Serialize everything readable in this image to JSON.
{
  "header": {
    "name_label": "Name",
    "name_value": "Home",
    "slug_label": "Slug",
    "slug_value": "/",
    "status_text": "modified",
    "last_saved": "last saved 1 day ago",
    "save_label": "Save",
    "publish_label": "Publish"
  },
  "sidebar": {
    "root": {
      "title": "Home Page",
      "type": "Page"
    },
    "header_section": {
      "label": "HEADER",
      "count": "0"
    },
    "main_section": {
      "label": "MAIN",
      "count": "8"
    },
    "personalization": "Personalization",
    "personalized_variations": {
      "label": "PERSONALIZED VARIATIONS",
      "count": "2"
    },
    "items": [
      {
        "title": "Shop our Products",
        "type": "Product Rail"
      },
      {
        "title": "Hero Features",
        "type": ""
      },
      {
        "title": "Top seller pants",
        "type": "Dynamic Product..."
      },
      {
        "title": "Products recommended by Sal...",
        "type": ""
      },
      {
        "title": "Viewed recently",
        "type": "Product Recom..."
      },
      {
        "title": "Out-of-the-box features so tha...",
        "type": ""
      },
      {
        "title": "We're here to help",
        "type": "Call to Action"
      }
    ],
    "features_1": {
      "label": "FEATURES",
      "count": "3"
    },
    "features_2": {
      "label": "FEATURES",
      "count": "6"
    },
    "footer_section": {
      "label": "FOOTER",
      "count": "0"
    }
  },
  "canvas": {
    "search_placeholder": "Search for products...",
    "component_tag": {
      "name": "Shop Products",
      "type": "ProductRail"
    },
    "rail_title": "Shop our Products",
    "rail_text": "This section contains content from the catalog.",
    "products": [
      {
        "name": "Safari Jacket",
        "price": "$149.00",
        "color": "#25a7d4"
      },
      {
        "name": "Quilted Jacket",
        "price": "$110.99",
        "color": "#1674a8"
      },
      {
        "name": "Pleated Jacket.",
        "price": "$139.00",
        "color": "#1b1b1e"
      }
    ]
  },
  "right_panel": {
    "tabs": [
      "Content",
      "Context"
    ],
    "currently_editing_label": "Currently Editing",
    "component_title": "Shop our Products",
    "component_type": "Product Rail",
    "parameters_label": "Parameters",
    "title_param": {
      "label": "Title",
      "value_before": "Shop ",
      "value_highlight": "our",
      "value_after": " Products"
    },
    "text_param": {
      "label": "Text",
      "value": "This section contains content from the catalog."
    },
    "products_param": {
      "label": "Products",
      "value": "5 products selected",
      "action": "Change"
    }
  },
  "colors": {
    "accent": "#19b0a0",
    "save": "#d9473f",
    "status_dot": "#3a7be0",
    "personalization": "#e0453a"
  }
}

******

### DO THIS
Set down all of the records shown above once more, exactly.

### EXERCISE OUTPUT
Serialize everything readable in this image to JSON.
{
  "header": {
    "name_label": "Name",
    "name_value": "Home",
    "slug_label": "Slug",
    "slug_value": "/",
    "status_text": "modified",
    "last_saved": "last saved 1 day ago",
    "save_label": "Save",
    "publish_label": "Publish"
  },
  "sidebar": {
    "root": {
      "title": "Home Page",
      "type": "Page"
    },
    "header_section": {
      "label": "HEADER",
      "count": "0"
    },
    "main_section": {
      "label": "MAIN",
      "count": "8"
    },
    "personalization": "Personalization",
    "personalized_variations": {
      "label": "PERSONALIZED VARIATIONS",
      "count": "2"
    },
    "items": [
      {
        "title": "Shop our Products",
        "type": "Product Rail"
      },
      {
        "title": "Hero Features",
        "type": ""
      },
      {
        "title": "Top seller pants",
        "type": "Dynamic Product..."
      },
      {
        "title": "Products recommended by Sal...",
        "type": ""
      },
      {
        "title": "Viewed recently",
        "type": "Product Recom..."
      },
      {
        "title": "Out-of-the-box features so tha...",
        "type": ""
      },
      {
        "title": "We're here to help",
        "type": "Call to Action"
      }
    ],
    "features_1": {
      "label": "FEATURES",
      "count": "3"
    },
    "features_2": {
      "label": "FEATURES",
      "count": "6"
    },
    "footer_section": {
      "label": "FOOTER",
      "count": "0"
    }
  },
  "canvas": {
    "search_placeholder": "Search for products...",
    "component_tag": {
      "name": "Shop Products",
      "type": "ProductRail"
    },
    "rail_title": "Shop our Products",
    "rail_text": "This section contains content from the catalog.",
    "products": [
      {
        "name": "Safari Jacket",
        "price": "$149.00",
        "color": "#25a7d4"
      },
      {
        "name": "Quilted Jacket",
        "price": "$110.99",
        "color": "#1674a8"
      },
      {
        "name": "Pleated Jacket.",
        "price": "$139.00",
        "color": "#1b1b1e"
      }
    ]
  },
  "right_panel": {
    "tabs": [
      "Content",
      "Context"
    ],
    "currently_editing_label": "Currently Editing",
    "component_title": "Shop our Products",
    "component_type": "Product Rail",
    "parameters_label": "Parameters",
    "title_param": {
      "label": "Title",
      "value_before": "Shop ",
      "value_highlight": "our",
      "value_after": " Products"
    },
    "text_param": {
      "label": "Text",
      "value": "This section contains content from the catalog."
    },
    "products_param": {
      "label": "Products",
      "value": "5 products selected",
      "action": "Change"
    }
  },
  "colors": {
    "accent": "#19b0a0",
    "save": "#d9473f",
    "status_dot": "#3a7be0",
    "personalization": "#e0453a"
  }
}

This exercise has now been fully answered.